Copy the lines below as they are; omit the images they contain.
====== Material for this task ======
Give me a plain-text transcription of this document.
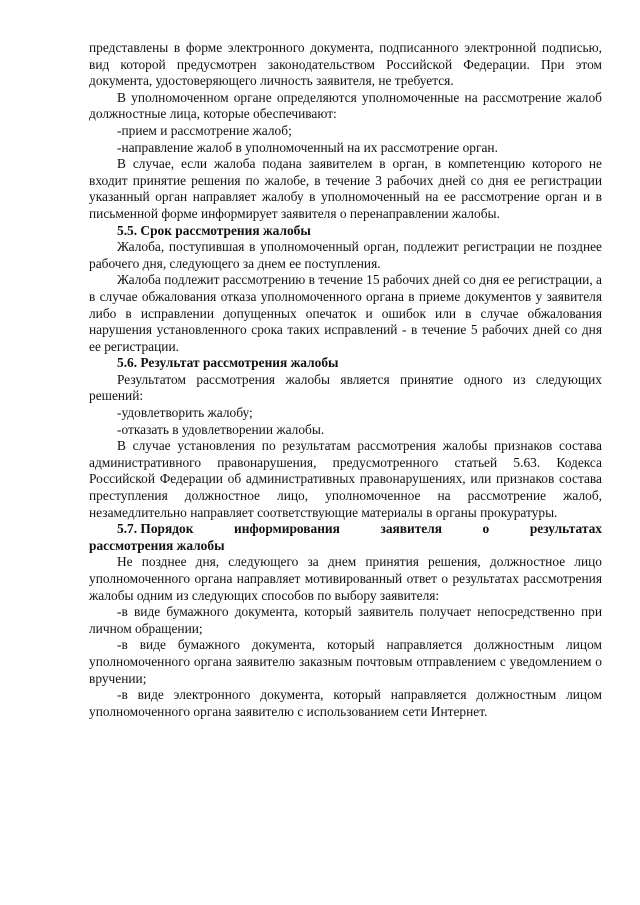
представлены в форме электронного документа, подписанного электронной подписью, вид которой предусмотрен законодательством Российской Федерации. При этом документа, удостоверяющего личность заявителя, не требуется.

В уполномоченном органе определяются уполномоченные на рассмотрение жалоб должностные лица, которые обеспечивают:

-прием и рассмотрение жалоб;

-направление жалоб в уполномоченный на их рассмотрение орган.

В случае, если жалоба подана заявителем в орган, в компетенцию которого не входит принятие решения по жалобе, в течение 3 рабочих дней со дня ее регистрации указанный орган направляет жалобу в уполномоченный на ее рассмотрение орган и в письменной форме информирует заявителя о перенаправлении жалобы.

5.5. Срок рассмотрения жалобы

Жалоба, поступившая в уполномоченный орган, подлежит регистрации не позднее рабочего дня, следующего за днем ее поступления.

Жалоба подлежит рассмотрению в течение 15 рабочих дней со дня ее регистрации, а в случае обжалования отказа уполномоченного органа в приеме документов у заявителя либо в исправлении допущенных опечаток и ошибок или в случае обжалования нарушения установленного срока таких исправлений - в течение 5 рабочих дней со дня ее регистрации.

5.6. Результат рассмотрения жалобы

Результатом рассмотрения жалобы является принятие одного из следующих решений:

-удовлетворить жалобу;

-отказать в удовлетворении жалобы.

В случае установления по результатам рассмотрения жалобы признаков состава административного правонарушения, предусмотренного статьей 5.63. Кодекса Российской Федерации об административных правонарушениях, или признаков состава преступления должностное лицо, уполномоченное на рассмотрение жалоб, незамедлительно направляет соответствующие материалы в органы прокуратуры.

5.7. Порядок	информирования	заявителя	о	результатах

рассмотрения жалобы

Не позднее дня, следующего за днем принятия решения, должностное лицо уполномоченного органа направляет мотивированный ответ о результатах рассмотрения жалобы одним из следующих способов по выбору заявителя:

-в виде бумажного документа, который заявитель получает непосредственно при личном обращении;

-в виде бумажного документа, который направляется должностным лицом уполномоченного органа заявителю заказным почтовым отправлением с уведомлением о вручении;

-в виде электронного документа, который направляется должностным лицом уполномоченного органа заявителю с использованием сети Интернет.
======
_The result_:
Give me a plain-text transcription of this document.
представлены в форме электронного документа, подписанного электронной подписью, вид которой предусмотрен законодательством Российской Федерации. При этом документа, удостоверяющего личность заявителя, не требуется.

В уполномоченном органе определяются уполномоченные на рассмотрение жалоб должностные лица, которые обеспечивают:

-прием и рассмотрение жалоб;

-направление жалоб в уполномоченный на их рассмотрение орган.

В случае, если жалоба подана заявителем в орган, в компетенцию которого не входит принятие решения по жалобе, в течение 3 рабочих дней со дня ее регистрации указанный орган направляет жалобу в уполномоченный на ее рассмотрение орган и в письменной форме информирует заявителя о перенаправлении жалобы.

5.5. Срок рассмотрения жалобы

Жалоба, поступившая в уполномоченный орган, подлежит регистрации не позднее рабочего дня, следующего за днем ее поступления.

Жалоба подлежит рассмотрению в течение 15 рабочих дней со дня ее регистрации, а в случае обжалования отказа уполномоченного органа в приеме документов у заявителя либо в исправлении допущенных опечаток и ошибок или в случае обжалования нарушения установленного срока таких исправлений - в течение 5 рабочих дней со дня ее регистрации.

5.6. Результат рассмотрения жалобы

Результатом рассмотрения жалобы является принятие одного из следующих решений:

-удовлетворить жалобу;

-отказать в удовлетворении жалобы.

В случае установления по результатам рассмотрения жалобы признаков состава административного правонарушения, предусмотренного статьей 5.63. Кодекса Российской Федерации об административных правонарушениях, или признаков состава преступления должностное лицо, уполномоченное на рассмотрение жалоб, незамедлительно направляет соответствующие материалы в органы прокуратуры.

5.7. Порядок	информирования	заявителя	о	результатах

рассмотрения жалобы

Не позднее дня, следующего за днем принятия решения, должностное лицо уполномоченного органа направляет мотивированный ответ о результатах рассмотрения жалобы одним из следующих способов по выбору заявителя:

-в виде бумажного документа, который заявитель получает непосредственно при личном обращении;

-в виде бумажного документа, который направляется должностным лицом уполномоченного органа заявителю заказным почтовым отправлением с уведомлением о вручении;

-в виде электронного документа, который направляется должностным лицом уполномоченного органа заявителю с использованием сети Интернет.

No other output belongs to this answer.